[EXERCISE DESCRIPTION] In the listing, from the line with "- map-difference: [105, 1455, 1143, 1973]" through the line with "- south-america-outline: [925, 994, 1047, 1218]", replace "colorbar-swatch" with "color-scale-swatch" and give only those lines again, otherwise unchanged.

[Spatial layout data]
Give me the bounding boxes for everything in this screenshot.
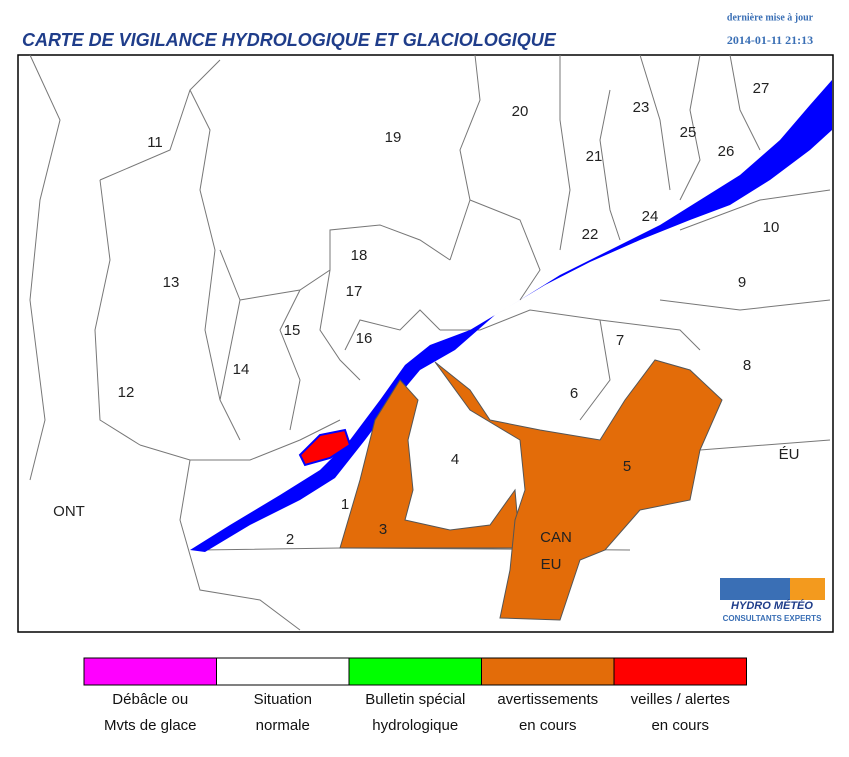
region-label: 8 (743, 357, 751, 374)
region-label: 3 (379, 521, 387, 538)
region-label: 1 (341, 496, 349, 513)
legend-label: Mvts de glace (104, 717, 197, 734)
legend-label: Débâcle ou (112, 691, 188, 708)
logo: HYDRO MÉTÉO CONSULTANTS EXPERTS (720, 578, 825, 623)
region-label: 20 (512, 103, 529, 120)
legend-label: en cours (519, 717, 577, 734)
region-label: 4 (451, 451, 459, 468)
legend-swatch (348, 657, 482, 686)
region-label: 2 (286, 531, 294, 548)
region-label: 25 (680, 124, 697, 141)
legend-label: Situation (254, 691, 312, 708)
legend-swatch (83, 657, 217, 686)
legend-swatch (216, 657, 350, 686)
region-label: 11 (147, 134, 163, 151)
legend-label: en cours (651, 717, 709, 734)
logo-mark (790, 578, 825, 600)
legend-swatch (613, 657, 747, 686)
region-label: 21 (586, 148, 603, 165)
region-label: 15 (284, 322, 301, 339)
region-label: 5 (623, 458, 631, 475)
region-label: 6 (570, 385, 578, 402)
alert-zone (298, 428, 352, 467)
legend-label: normale (256, 717, 310, 734)
region-label: 10 (763, 219, 780, 236)
region-labels: 11 19 20 23 27 25 26 21 24 22 10 18 13 1… (53, 80, 799, 573)
place-label: EU (541, 556, 562, 573)
region-label: 9 (738, 274, 746, 291)
warning-zone-3 (339, 379, 521, 549)
update-label: dernière mise à jour (727, 12, 814, 23)
region-label: 18 (351, 247, 368, 264)
region-label: 16 (356, 330, 373, 347)
legend-label: hydrologique (372, 717, 458, 734)
update-time: 2014-01-11 21:13 (727, 33, 813, 47)
region-label: 19 (385, 129, 402, 146)
warning-zone-5 (434, 359, 723, 621)
region-label: 17 (346, 283, 363, 300)
region-label: 14 (233, 361, 250, 378)
legend-label: veilles / alertes (631, 691, 730, 708)
place-label: CAN (540, 529, 572, 546)
place-label: ÉU (779, 446, 800, 463)
title: CARTE DE VIGILANCE HYDROLOGIQUE ET GLACI… (22, 30, 557, 50)
region-label: 13 (163, 274, 180, 291)
legend: Débâcle ou Mvts de glace Situation normale B… (83, 657, 747, 734)
region-label: 24 (642, 208, 659, 225)
region-label: 27 (753, 80, 770, 97)
map: 11 19 20 23 27 25 26 21 24 22 10 18 13 1… (17, 54, 834, 633)
legend-label: Bulletin spécial (365, 691, 465, 708)
logo-tagline: CONSULTANTS EXPERTS (723, 614, 822, 623)
region-label: 22 (582, 226, 599, 243)
region-label: 23 (633, 99, 650, 116)
region-label: 7 (616, 332, 624, 349)
logo-name: HYDRO MÉTÉO (731, 599, 813, 612)
region-label: 12 (118, 384, 135, 401)
legend-label: avertissements (497, 691, 598, 708)
legend-swatch (481, 657, 615, 686)
place-label: ONT (53, 503, 85, 520)
region-label: 26 (718, 143, 735, 160)
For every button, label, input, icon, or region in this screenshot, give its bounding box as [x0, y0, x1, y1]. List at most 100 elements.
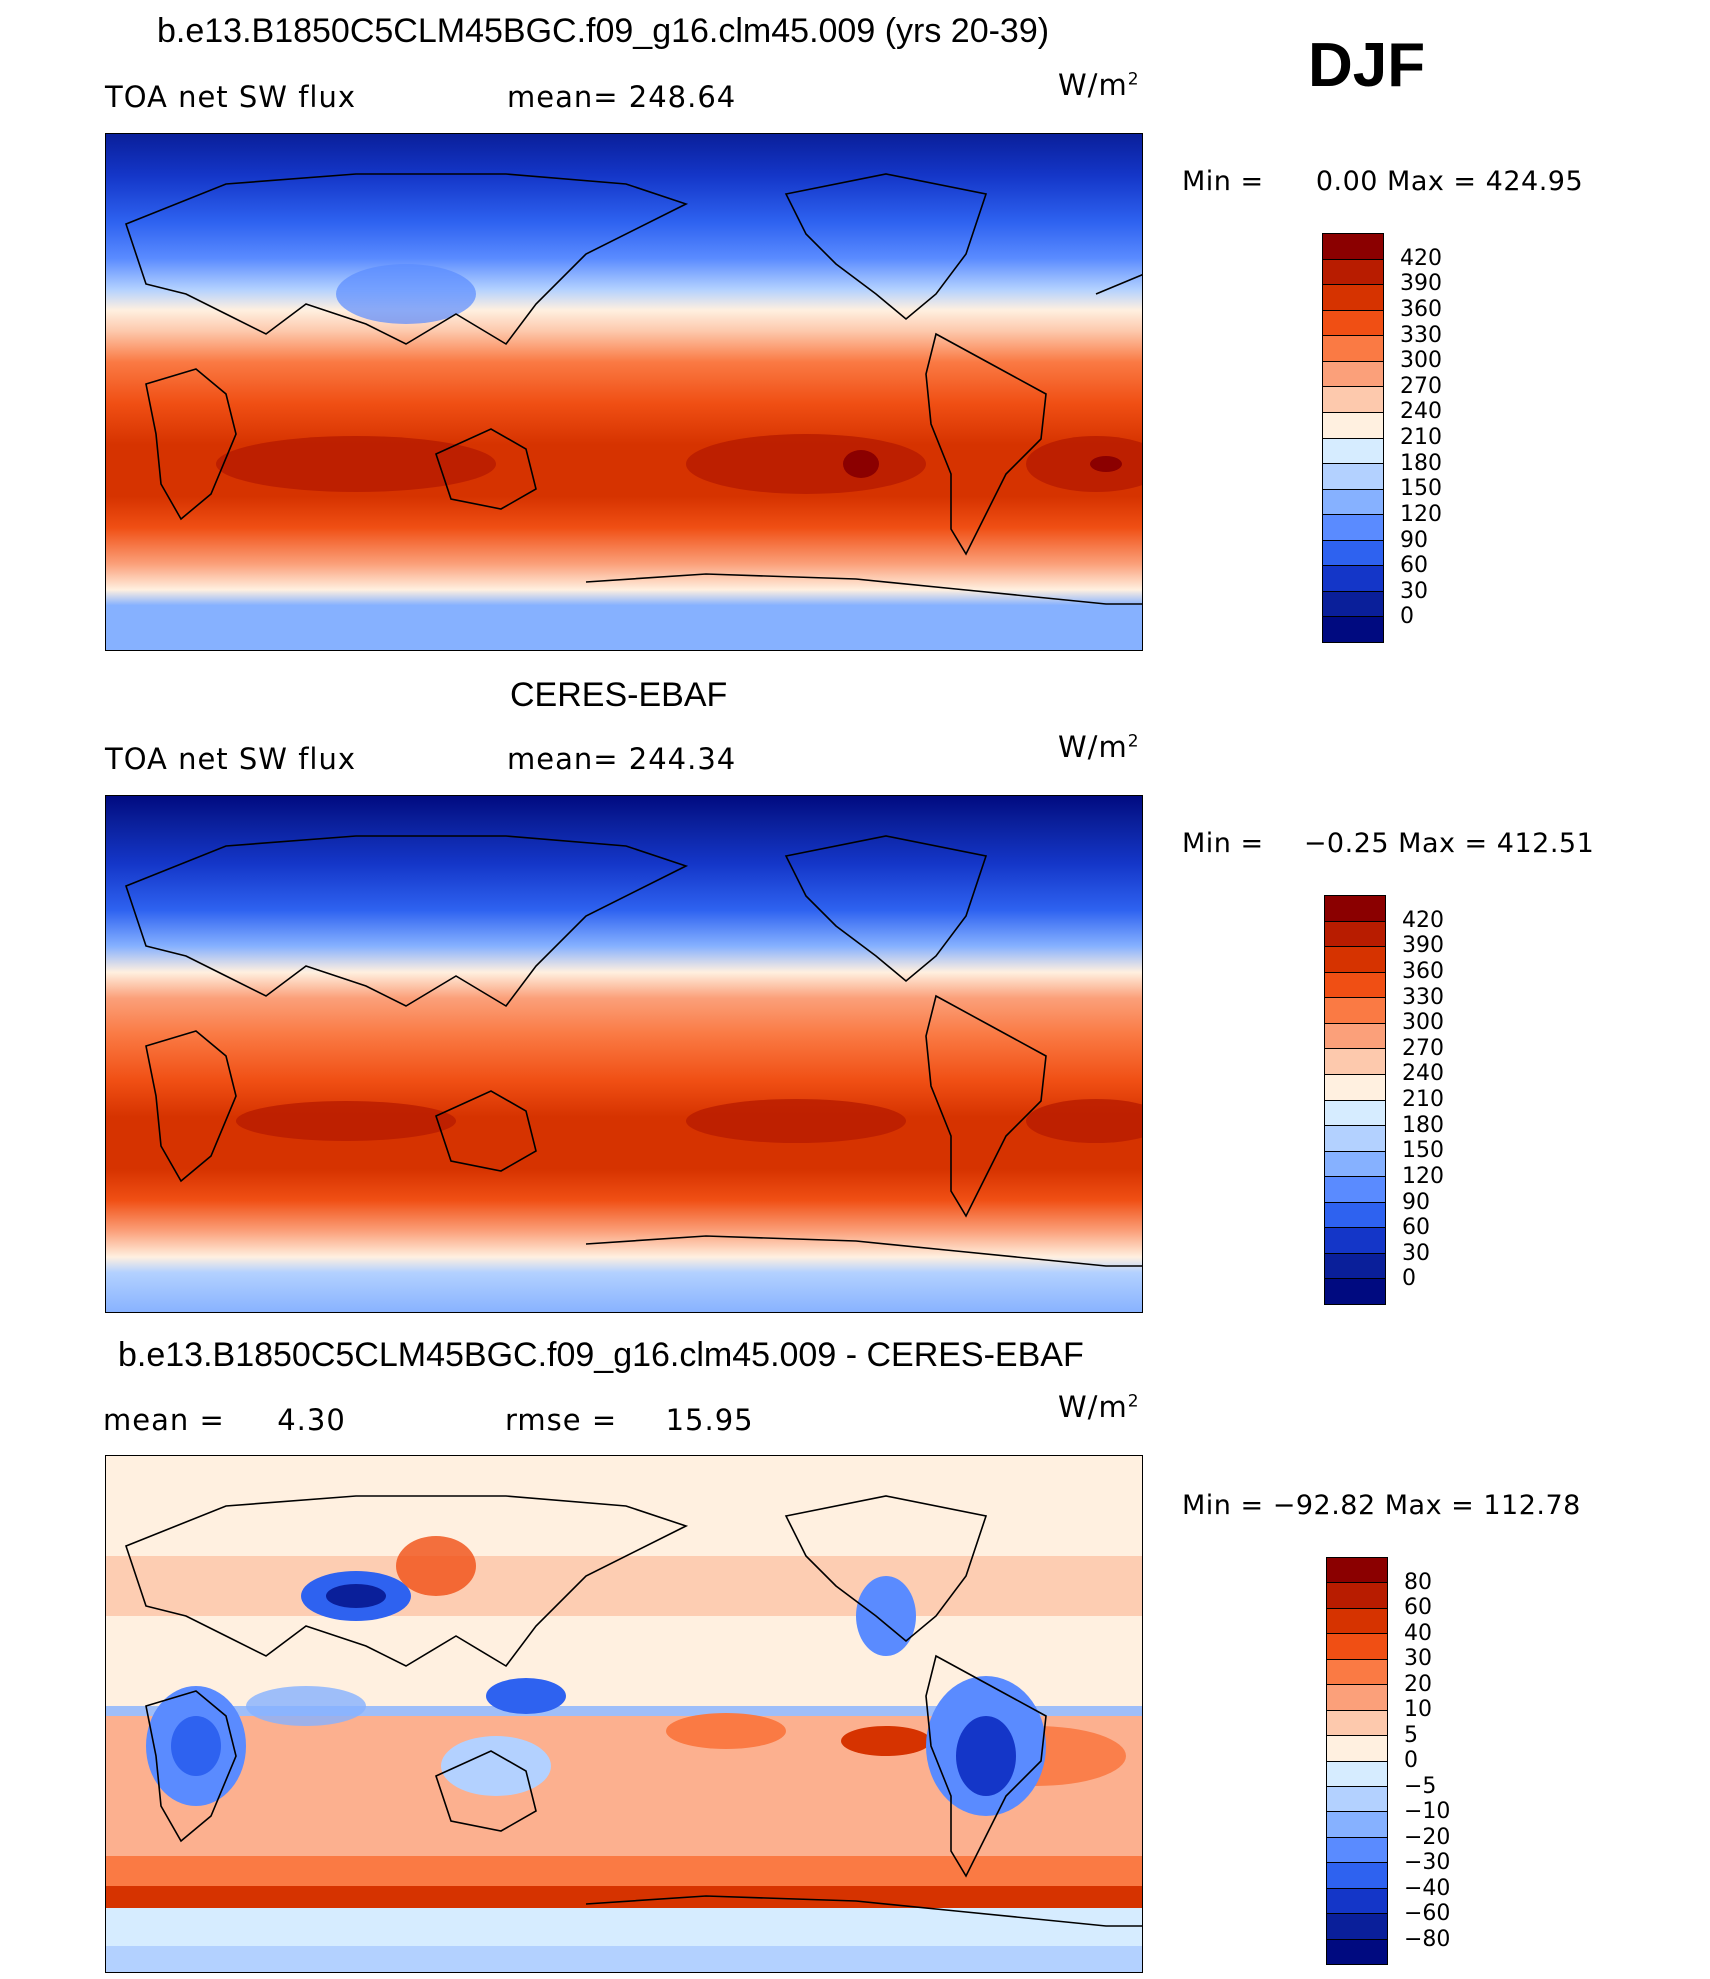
- map-difference: [105, 1455, 1143, 1973]
- colorbar-tick-label: 5: [1404, 1722, 1418, 1748]
- panel-2-min-value: −0.25: [1303, 828, 1390, 859]
- australia-outline: [435, 428, 537, 510]
- panel-1-min-label: Min =: [1182, 166, 1264, 197]
- colorbar-swatch: [1327, 1684, 1387, 1710]
- colorbar-swatch: [1323, 565, 1383, 591]
- colorbar-tick-label: 180: [1400, 450, 1442, 476]
- map-ceres-field: [106, 796, 1142, 1312]
- panel-3-max-label: Max =: [1384, 1490, 1475, 1521]
- colorbar-swatch: [1323, 284, 1383, 310]
- panel-3-min-label: Min =: [1182, 1490, 1264, 1521]
- panel-2-minmax: Min = −0.25 Max = 412.51: [1182, 828, 1594, 859]
- panel-1-title: b.e13.B1850C5CLM45BGC.f09_g16.clm45.009 …: [157, 12, 1050, 50]
- europe-outline: [1095, 273, 1142, 295]
- colorbar-swatch: [1327, 1913, 1387, 1939]
- colorbar-tick-label: 210: [1400, 425, 1442, 450]
- colorbar-swatch: [1327, 1811, 1387, 1837]
- colorbar-swatch: [1327, 1582, 1387, 1608]
- colorbar-swatch: [1325, 1125, 1385, 1151]
- colorbar-swatch: [1323, 488, 1383, 515]
- panel-2-mean-label: mean= 244.34: [507, 742, 736, 776]
- map-ceres-ebaf: [105, 795, 1143, 1313]
- panel-1-mean-text: mean=: [507, 80, 619, 114]
- colorbar-swatch: [1325, 1278, 1385, 1304]
- panel-2-min-label: Min =: [1182, 828, 1264, 859]
- africa-outline: [145, 1690, 237, 1843]
- north-america-outline: [784, 1495, 988, 1643]
- panel-1-min-value: 0.00: [1315, 166, 1378, 197]
- colorbar-swatch: [1325, 1022, 1385, 1049]
- colorbar-tick-label: 60: [1402, 1215, 1430, 1241]
- colorbar-swatch: [1325, 920, 1385, 947]
- south-america-outline: [925, 994, 1047, 1218]
- colorbar-tick-label: −80: [1404, 1926, 1451, 1952]
- south-america-outline: [925, 332, 1047, 556]
- panel-3-max-value: 112.78: [1483, 1490, 1581, 1521]
- eurasia-outline: [125, 835, 689, 1008]
- colorbar-swatch: [1325, 1252, 1385, 1279]
- colorbar-swatch: [1323, 463, 1383, 489]
- panel-2-units: W/m2: [1058, 730, 1140, 764]
- panel-1-mean-label: mean= 248.64: [507, 80, 736, 114]
- colorbar-swatch: [1325, 1048, 1385, 1074]
- north-america-outline: [784, 173, 988, 321]
- colorbar-swatch: [1325, 1201, 1385, 1228]
- colorbar-tick-label: 390: [1400, 271, 1442, 297]
- colorbar-tick-label: 30: [1400, 578, 1428, 604]
- map-difference-field: [106, 1456, 1142, 1972]
- panel-3-min-value: −92.82: [1272, 1490, 1376, 1521]
- colorbar-swatch: [1323, 360, 1383, 387]
- colorbar-swatch: [1327, 1607, 1387, 1634]
- colorbar-tick-label: 30: [1402, 1240, 1430, 1266]
- panel-2-mean-text: mean=: [507, 742, 619, 776]
- panel-3-mean-text: mean =: [103, 1403, 225, 1437]
- colorbar-tick-label: 80: [1404, 1569, 1432, 1595]
- africa-outline: [145, 1030, 237, 1183]
- map-model: [105, 133, 1143, 651]
- antarctica-outline: [585, 573, 1142, 605]
- colorbar-swatch: [1325, 971, 1385, 998]
- panel-2-units-exp: 2: [1127, 731, 1140, 752]
- colorbar-tick-label: 60: [1400, 553, 1428, 579]
- map-model-field: [106, 134, 1142, 650]
- colorbar-tick-label: 360: [1402, 958, 1444, 984]
- colorbar-tick-label: 0: [1402, 1266, 1416, 1292]
- colorbar-swatch: [1327, 1633, 1387, 1659]
- africa-outline: [145, 368, 237, 521]
- panel-2-variable-label: TOA net SW flux: [105, 742, 357, 776]
- colorbar-tick-label: 210: [1402, 1087, 1444, 1112]
- colorbar-swatch: [1325, 1150, 1385, 1177]
- panel-3-rmse-label: rmse = 15.95: [505, 1403, 754, 1437]
- colorbar-swatch: [1323, 258, 1383, 285]
- colorbar-tick-label: 20: [1404, 1671, 1432, 1697]
- panel-1-minmax: Min = 0.00 Max = 424.95: [1182, 166, 1583, 197]
- australia-outline: [435, 1090, 537, 1172]
- colorbar-tick-label: 420: [1400, 245, 1442, 271]
- colorbar-difference: [1326, 1557, 1388, 1965]
- colorbar-tick-label: 390: [1402, 933, 1444, 959]
- colorbar-tick-label: 420: [1402, 907, 1444, 933]
- colorbar-swatch: [1323, 309, 1383, 336]
- australia-outline: [435, 1750, 537, 1832]
- colorbar-tick-label: 60: [1404, 1595, 1432, 1620]
- colorbar-swatch: [1325, 946, 1385, 972]
- panel-2-max-value: 412.51: [1496, 828, 1595, 859]
- colorbar-tick-label: 240: [1400, 399, 1442, 425]
- colorbar-tick-label: 270: [1400, 373, 1442, 399]
- panel-1-max-label: Max =: [1387, 166, 1477, 197]
- colorbar-swatch: [1327, 1887, 1387, 1914]
- colorbar-swatch: [1323, 234, 1383, 259]
- colorbar-swatch: [1327, 1862, 1387, 1888]
- colorbar-tick-label: 10: [1404, 1697, 1432, 1722]
- colorbar-swatch: [1325, 997, 1385, 1023]
- panel-3-mean-value: 4.30: [277, 1403, 346, 1437]
- colorbar-tick-label: −10: [1404, 1799, 1451, 1824]
- colorbar-tick-label: 360: [1400, 296, 1442, 322]
- panel-1-variable-label: TOA net SW flux: [105, 80, 357, 114]
- panel-1-max-value: 424.95: [1485, 166, 1584, 197]
- colorbar-tick-label: 330: [1402, 984, 1444, 1010]
- colorbar-model: [1322, 233, 1384, 643]
- colorbar-swatch: [1323, 411, 1383, 438]
- colorbar-swatch: [1323, 616, 1383, 642]
- colorbar-tick-label: 300: [1400, 348, 1442, 374]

[ANSWER FOR THIS EXERCISE]
- map-difference: [105, 1455, 1143, 1973]
- colorbar-tick-label: 5: [1404, 1722, 1418, 1748]
- panel-2-min-value: −0.25: [1303, 828, 1390, 859]
- australia-outline: [435, 428, 537, 510]
- panel-1-min-label: Min =: [1182, 166, 1264, 197]
- color-scale-swatch: [1327, 1684, 1387, 1710]
- color-scale-swatch: [1323, 565, 1383, 591]
- colorbar-tick-label: 180: [1400, 450, 1442, 476]
- map-ceres-field: [106, 796, 1142, 1312]
- panel-3-max-label: Max =: [1384, 1490, 1475, 1521]
- color-scale-swatch: [1323, 284, 1383, 310]
- panel-3-min-label: Min =: [1182, 1490, 1264, 1521]
- panel-2-minmax: Min = −0.25 Max = 412.51: [1182, 828, 1594, 859]
- panel-1-title: b.e13.B1850C5CLM45BGC.f09_g16.clm45.009 …: [157, 12, 1050, 50]
- europe-outline: [1095, 273, 1142, 295]
- color-scale-swatch: [1327, 1913, 1387, 1939]
- colorbar-tick-label: 210: [1400, 425, 1442, 450]
- color-scale-swatch: [1327, 1811, 1387, 1837]
- color-scale-swatch: [1327, 1582, 1387, 1608]
- color-scale-swatch: [1325, 1125, 1385, 1151]
- color-scale-swatch: [1323, 488, 1383, 515]
- panel-2-mean-label: mean= 244.34: [507, 742, 736, 776]
- map-ceres-ebaf: [105, 795, 1143, 1313]
- panel-1-mean-text: mean=: [507, 80, 619, 114]
- color-scale-swatch: [1325, 1278, 1385, 1304]
- panel-2-min-label: Min =: [1182, 828, 1264, 859]
- africa-outline: [145, 1690, 237, 1843]
- north-america-outline: [784, 1495, 988, 1643]
- panel-1-min-value: 0.00: [1315, 166, 1378, 197]
- color-scale-swatch: [1325, 1022, 1385, 1049]
- colorbar-tick-label: 60: [1402, 1215, 1430, 1241]
- color-scale-swatch: [1325, 920, 1385, 947]
- south-america-outline: [925, 994, 1047, 1218]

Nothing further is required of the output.